━━━━━ Page ━━━━━

Il faut dire qu'en dépit d'années de lecture de presse spécialisée et d'exposition aux campagnes sophistiquées d'éditeurs enclins à segmenter leur marché à la truelle, je n'arrive toujours pas à distinguer entre les catégories supposées de joueurs suivant le degré d'habileté ou de familiarité avec le medium. Peut-être aussi que je m'y refuse. De se prétendre généralement "bon ou mauvais aux jeux vidéo" ne veut rien dire, quoiqu'on puisse devenir meilleur à tel jeu vidéo avec de la pratique aidée ou non par quelque prédisposition naturelle, mais la chose est vraie quel que soit le domaine considéré. Le jeu vidéo n'est pas une discipline ; Starcraft et Street Fighter en sont.
D'abord les modes de difficulté pèsent sur le développement même puisqu'il va typiquement s'agir de penser trois jeux au lieu d'un seul, or à ce petit jeu de gros raccourcis sont souvent pris. Raccourcis d'ordre numérique surtout : accroissement ou diminution de statistiques ici, recrudescence d'adversaires là, ajustement d'une poignée de colonnes et dans la mesure où les performances suivent et où la QA valide, c'est tout bon. On n'attendra pas de miracle d'une méthode aussi primaire mais de faire les choses autrement représenterait une lourde charge de travail supplémentaire.
Ensuite ce procédé de dif scaling (abrégeons) est parfois exploité à des fins discutables, en particulier pour introduire une rejouabilité sans enjeu voire superfétatoire à base de modes hard/very hard à débloquer en jouant d'abord avec les paramètres par défaut, ou encore d'incitation à se farcir tous les niveaux disponibles pour déverrouiller du contenu ou une récompense symbolique (trophées/succès).
Enfin, même dans les cas aussi rares qu'admirables où la chose est exemplairement exécutée, je ne laisse de penser qu'elle laisse à désirer ne serait-ce qu'en vertu d'un principe élémentaire d'économie et d'élégance. Donnez-moi toute l'expérience, une expérience qui est celle que vous avez pensée/voulue pour le joueur plutôt que de me mettre d'emblée pas face à un dilemme arbitraire et incertain où, bien souvent, l'orgueil ou la prudence décideront à ma place en l'absence d'éléments concrets pour trancher !
II - L'évidence échappe aux regards
Les enseignements de Nintendo n'auraient donc servi à rien ? Le prodige du jeu universel a pourtant démontré depuis belle lurette l'absurdité d'une segmentation – plus marketeuse et journalistique qu'autre chose – entre « hardcores» et « casus ».
Une boite dont le président même (feu Iwata) annonce franco que ses jeux sont tous pensés pour être abordés/compris/menés à leur terme sans avoir eu besoin d'ouvrir un quelconque manuel – profession de foi qui ne porte pas uniquement sur de la plateforme à l'assimilation aisée puisque Zelda, Fire Emblem, Advance Wars ou les Mario & Luigi sont concernés.
Une boite qui s'évertue à dissimuler ses tutoriels en les incorporant habilement dans le cours d'une aventure qui débute à la première seconde d'interactivité sans préalable lourdingue ni didactisme apparent.

━━━━━

* [Exercices proposés]:
[A] D'après l'article, qui a déclaré que les jeux Nintendo sont tous conçus pour être compris et terminés sans ouvrir de manuel ?
[B] Dressez la liste complète des titres ou séries de jeux vidéo nommés dans l'article.
Les lignes présentées ensuite proviennent d'une autre source.

━━━━━ Données fournies ━━━━━

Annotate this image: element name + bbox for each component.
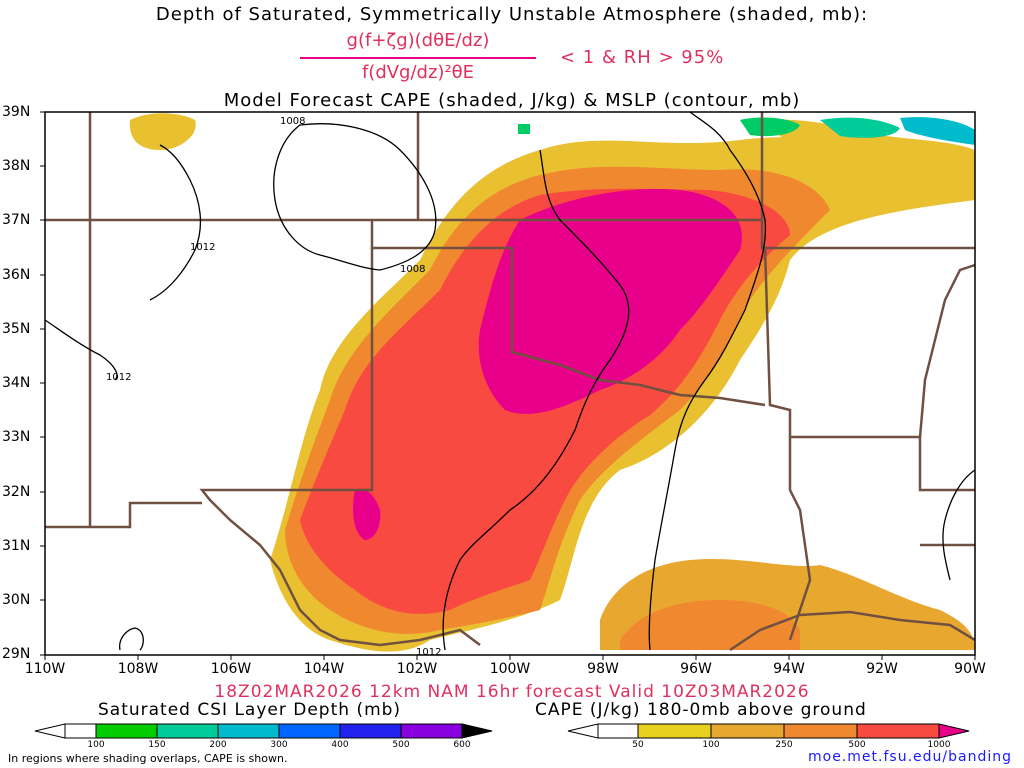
lon-label-96w: 96W: [680, 661, 712, 677]
contour-1012-west: [44, 144, 202, 381]
cape-shade-gulf-inner: [620, 600, 800, 650]
lon-label-106w: 106W: [210, 661, 252, 677]
contour-label-1012-south: 1012: [416, 647, 441, 658]
map-ticks: [40, 111, 976, 660]
cape-bar-seg-3: [783, 723, 858, 739]
contour-label-1008-north: 1008: [280, 116, 305, 127]
cape-colorbar-label: CAPE (J/kg) 180-0mb above ground: [535, 700, 867, 720]
lon-label-90w: 90W: [954, 661, 986, 677]
lat-label-33n: 33N: [2, 429, 31, 445]
csi-colorbar-label: Saturated CSI Layer Depth (mb): [98, 700, 402, 720]
footer-note: In regions where shading overlaps, CAPE …: [8, 752, 288, 765]
formula-condition: < 1 & RH > 95%: [560, 47, 725, 68]
csi-bar-seg-4: [278, 723, 341, 739]
lat-label-39n: 39N: [2, 104, 31, 120]
cape-shade-northeast-patch: [770, 119, 975, 170]
lon-label-98w: 98W: [587, 661, 619, 677]
csi-bar-seg-0: [64, 723, 97, 739]
csi-bar-seg-1: [95, 723, 158, 739]
csi-shade-small: [518, 124, 530, 134]
lon-label-104w: 104W: [303, 661, 345, 677]
cape-shade-1000: [478, 189, 742, 414]
forecast-valid-line: 18Z02MAR2026 12km NAM 16hr forecast Vali…: [214, 682, 810, 702]
cape-bar-max-arrow: [938, 723, 970, 739]
csi-bar-seg-6: [400, 723, 463, 739]
lon-label-94w: 94W: [773, 661, 805, 677]
mslp-contours: [44, 111, 976, 651]
lon-label-102w: 102W: [396, 661, 438, 677]
lat-label-35n: 35N: [2, 321, 31, 337]
csi-tick-100: 100: [87, 740, 105, 750]
lon-label-108w: 108W: [117, 661, 159, 677]
contour-label-1008-mid: 1008: [400, 264, 425, 275]
csi-tick-400: 400: [331, 740, 349, 750]
csi-tick-200: 200: [209, 740, 227, 750]
csi-bar-max-arrow: [461, 723, 493, 739]
cape-tick-500: 500: [848, 740, 866, 750]
csi-colorbar: [34, 723, 493, 739]
csi-shading: [518, 117, 975, 145]
cape-tick-1000: 1000: [927, 740, 951, 750]
lon-label-110w: 110W: [24, 661, 66, 677]
border-ok-ar: [760, 112, 975, 250]
csi-shade-green: [740, 117, 800, 137]
cape-shading: [129, 113, 975, 652]
contour-ring-south: [119, 627, 144, 651]
contour-label-1012-west: 1012: [190, 242, 215, 253]
lat-label-32n: 32N: [2, 484, 31, 500]
cape-bar-seg-1: [637, 723, 712, 739]
contour-label-1012-sw: 1012: [106, 372, 131, 383]
cape-tick-100: 100: [702, 740, 720, 750]
cape-shade-north-patch: [129, 113, 196, 150]
lat-label-29n: 29N: [2, 646, 31, 662]
cape-bar-seg-0: [597, 723, 639, 739]
contour-east: [648, 111, 767, 651]
cape-bar-min-arrow: [567, 723, 599, 739]
title-line-3: Model Forecast CAPE (shaded, J/kg) & MSL…: [223, 90, 801, 111]
formula-denominator: f(dVg/dz)²θE: [361, 62, 475, 83]
cape-bar-seg-4: [856, 723, 940, 739]
csi-tick-300: 300: [270, 740, 288, 750]
csi-shade-teal: [820, 117, 900, 138]
footer-url[interactable]: moe.met.fsu.edu/banding: [808, 749, 1012, 765]
csi-bar-seg-5: [339, 723, 402, 739]
formula-numerator: g(f+ζg)(dθE/dz): [346, 30, 490, 51]
lat-label-30n: 30N: [2, 592, 31, 608]
lon-label-100w: 100W: [489, 661, 531, 677]
cape-bar-seg-2: [710, 723, 785, 739]
lat-label-37n: 37N: [2, 212, 31, 228]
border-nm-tx-panhandle: [370, 220, 766, 407]
csi-tick-500: 500: [392, 740, 410, 750]
lon-label-92w: 92W: [866, 661, 898, 677]
coast-gulf: [729, 610, 976, 652]
contour-1008-north: [273, 123, 437, 271]
formula-fraction-bar: [300, 57, 536, 59]
border-mex: [45, 501, 202, 529]
contour-central: [442, 149, 630, 651]
lat-label-36n: 36N: [2, 267, 31, 283]
contour-right: [942, 469, 976, 581]
title-line-1: Depth of Saturated, Symmetrically Unstab…: [155, 4, 869, 25]
cape-colorbar: [567, 723, 970, 739]
state-borders: [45, 112, 976, 652]
csi-bar-seg-3: [217, 723, 280, 739]
cape-tick-50: 50: [632, 740, 644, 750]
lat-label-34n: 34N: [2, 375, 31, 391]
csi-bar-min-arrow: [34, 723, 66, 739]
csi-tick-150: 150: [148, 740, 166, 750]
csi-bar-seg-2: [156, 723, 219, 739]
border-tx-la: [788, 437, 812, 641]
border-la-ms: [918, 263, 976, 438]
cape-tick-250: 250: [775, 740, 793, 750]
lat-label-31n: 31N: [2, 538, 31, 554]
lat-label-38n: 38N: [2, 158, 31, 174]
csi-shade-cyan: [900, 117, 975, 145]
csi-tick-600: 600: [453, 740, 471, 750]
cape-shade-1000-south: [353, 488, 381, 540]
border-nm-tx-west: [199, 248, 481, 647]
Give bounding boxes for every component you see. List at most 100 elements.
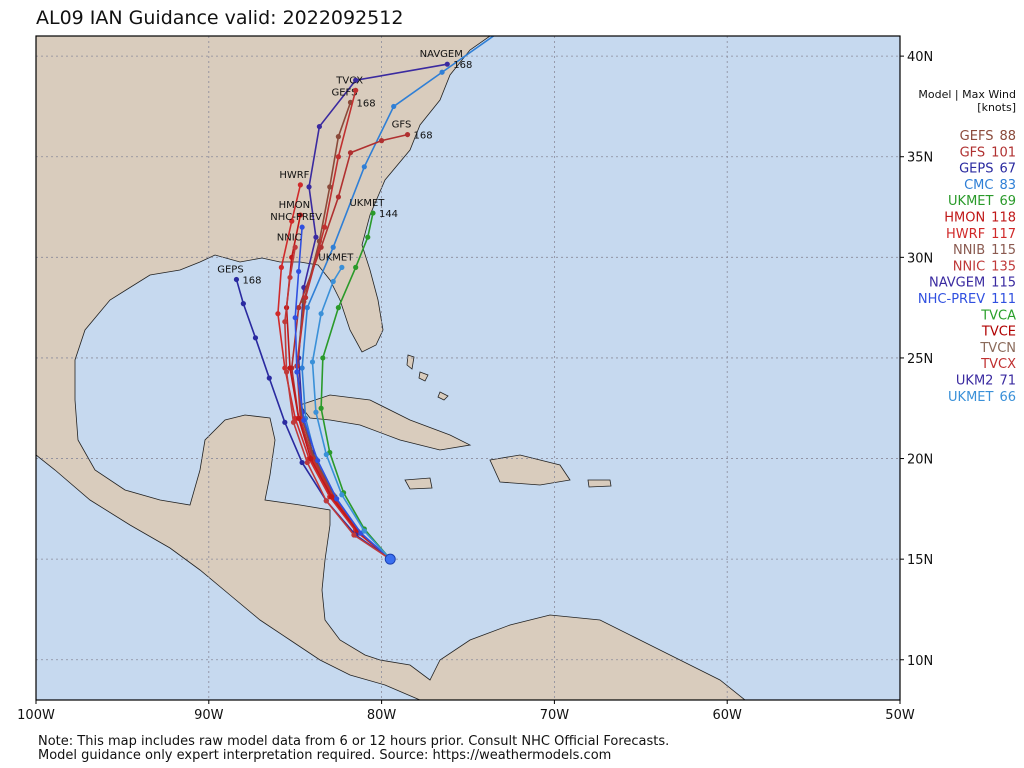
land-americas bbox=[36, 36, 746, 700]
legend-entry: UKM2 71 bbox=[956, 374, 1016, 389]
x-tick-label: 80W bbox=[367, 708, 397, 723]
track-point bbox=[351, 532, 357, 538]
land-puerto-rico bbox=[587, 479, 612, 488]
track-point bbox=[353, 264, 359, 270]
track-point bbox=[306, 184, 312, 190]
y-tick-label: 15N bbox=[907, 553, 933, 568]
track-point bbox=[335, 154, 341, 160]
x-tick-label: 60W bbox=[712, 708, 742, 723]
track-point bbox=[278, 264, 284, 270]
legend-model: TVCX bbox=[980, 357, 1016, 372]
track-point bbox=[299, 365, 305, 371]
track-hour: 168 bbox=[356, 98, 375, 109]
axes: 100W 90W 80W 70W 60W 50W 10N 15N 20N 25N 30N 35N 40N bbox=[17, 50, 933, 723]
track-point bbox=[361, 528, 367, 534]
track-name: UKMET bbox=[349, 198, 385, 209]
track-point bbox=[266, 375, 272, 381]
map-area: CMC168NAVGEM168GFS168GEFS168TVCXHWRFHMON… bbox=[36, 36, 900, 700]
legend-entry: TVCX bbox=[980, 357, 1016, 372]
legend-entry: NHC-PREV 111 bbox=[918, 292, 1016, 307]
track-point bbox=[302, 294, 309, 301]
track-point bbox=[365, 234, 371, 240]
legend-wind: 66 bbox=[999, 390, 1016, 405]
legend-model: NAVGEM bbox=[929, 276, 985, 291]
track-point bbox=[323, 451, 329, 458]
track-point bbox=[299, 459, 305, 466]
legend-model: UKMET bbox=[948, 194, 993, 209]
track-name: NAVGEM bbox=[420, 49, 463, 60]
legend-entry: UKMET 69 bbox=[948, 194, 1016, 209]
legend-model: CMC bbox=[964, 178, 993, 193]
track-point bbox=[335, 134, 341, 140]
legend-entry: NNIB 115 bbox=[953, 243, 1016, 258]
x-tick-label: 100W bbox=[17, 708, 55, 723]
legend-model: TVCE bbox=[981, 325, 1016, 340]
track-point bbox=[353, 87, 359, 93]
track-point bbox=[347, 150, 354, 156]
track-point bbox=[379, 138, 385, 144]
legend-model: HWRF bbox=[946, 227, 985, 242]
legend-header: [knots] bbox=[977, 101, 1016, 114]
track-point bbox=[318, 311, 324, 317]
y-tick-label: 25N bbox=[907, 352, 933, 367]
track-point bbox=[292, 244, 298, 250]
land-bahamas bbox=[406, 354, 449, 401]
track-name: GFS bbox=[392, 120, 412, 131]
track-name: UKMET bbox=[318, 252, 354, 263]
track-point bbox=[290, 419, 297, 425]
legend-entry: HWRF 117 bbox=[946, 227, 1016, 242]
track-point bbox=[316, 123, 322, 130]
track-point bbox=[404, 131, 411, 138]
track-hour: 144 bbox=[379, 209, 398, 220]
track-point bbox=[297, 212, 303, 218]
land-cuba bbox=[299, 394, 472, 451]
track-point bbox=[299, 224, 305, 230]
track-point bbox=[315, 457, 321, 464]
track-point bbox=[296, 305, 302, 311]
start-point bbox=[384, 553, 396, 565]
legend-entry: NAVGEM 115 bbox=[929, 276, 1016, 291]
track-name: HMON bbox=[279, 200, 311, 211]
land-jamaica bbox=[404, 477, 433, 490]
map-title: AL09 IAN Guidance valid: 2022092512 bbox=[36, 7, 403, 29]
legend-model: NNIC bbox=[953, 259, 985, 274]
y-tick-label: 20N bbox=[907, 453, 933, 468]
legend-entry: HMON 118 bbox=[944, 211, 1016, 226]
track-point bbox=[287, 274, 293, 281]
track-name: HWRF bbox=[279, 170, 309, 181]
track-hour: 168 bbox=[242, 275, 261, 286]
legend-wind: 67 bbox=[999, 162, 1016, 177]
track-point bbox=[339, 492, 345, 498]
track-point bbox=[240, 301, 246, 307]
tracks: CMC168NAVGEM168GFS168GEFS168TVCXHWRFHMON… bbox=[217, 36, 495, 565]
track-point bbox=[370, 210, 376, 216]
legend-model: UKM2 bbox=[956, 374, 994, 389]
track-point bbox=[320, 355, 326, 361]
track-point bbox=[275, 311, 281, 317]
legend-model: GEFS bbox=[960, 129, 994, 144]
legend-wind: 115 bbox=[991, 276, 1016, 291]
y-tick-label: 30N bbox=[907, 251, 933, 266]
track-point bbox=[330, 244, 336, 250]
track-point bbox=[313, 409, 319, 415]
grid bbox=[36, 36, 900, 700]
legend-wind: 135 bbox=[991, 259, 1016, 274]
legend-entry: GFS 101 bbox=[960, 145, 1016, 160]
legend-wind: 83 bbox=[999, 178, 1016, 193]
legend-wind: 71 bbox=[999, 374, 1016, 389]
legend-wind: 111 bbox=[991, 292, 1016, 307]
track-point bbox=[289, 218, 295, 224]
track-point bbox=[294, 369, 300, 375]
legend-model: GFS bbox=[960, 145, 986, 160]
track-point bbox=[335, 194, 341, 200]
track-point bbox=[301, 417, 307, 423]
track-point bbox=[313, 234, 319, 240]
legend-wind: 101 bbox=[991, 145, 1016, 160]
footnote: Note: This map includes raw model data f… bbox=[38, 734, 669, 749]
legend-model: NNIB bbox=[953, 243, 985, 258]
legend-model: TVCN bbox=[979, 341, 1016, 356]
track-point bbox=[233, 276, 240, 283]
track-point bbox=[283, 369, 290, 375]
track-point bbox=[330, 278, 336, 285]
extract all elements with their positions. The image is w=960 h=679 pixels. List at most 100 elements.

━━━━━

* [Solutions ci-dessous]:
[A] Le président de Nintendo, feu Iwata.

[B] Starcraft, Street Fighter, Zelda, Fire Emblem, Advance Wars, Mario & Luigi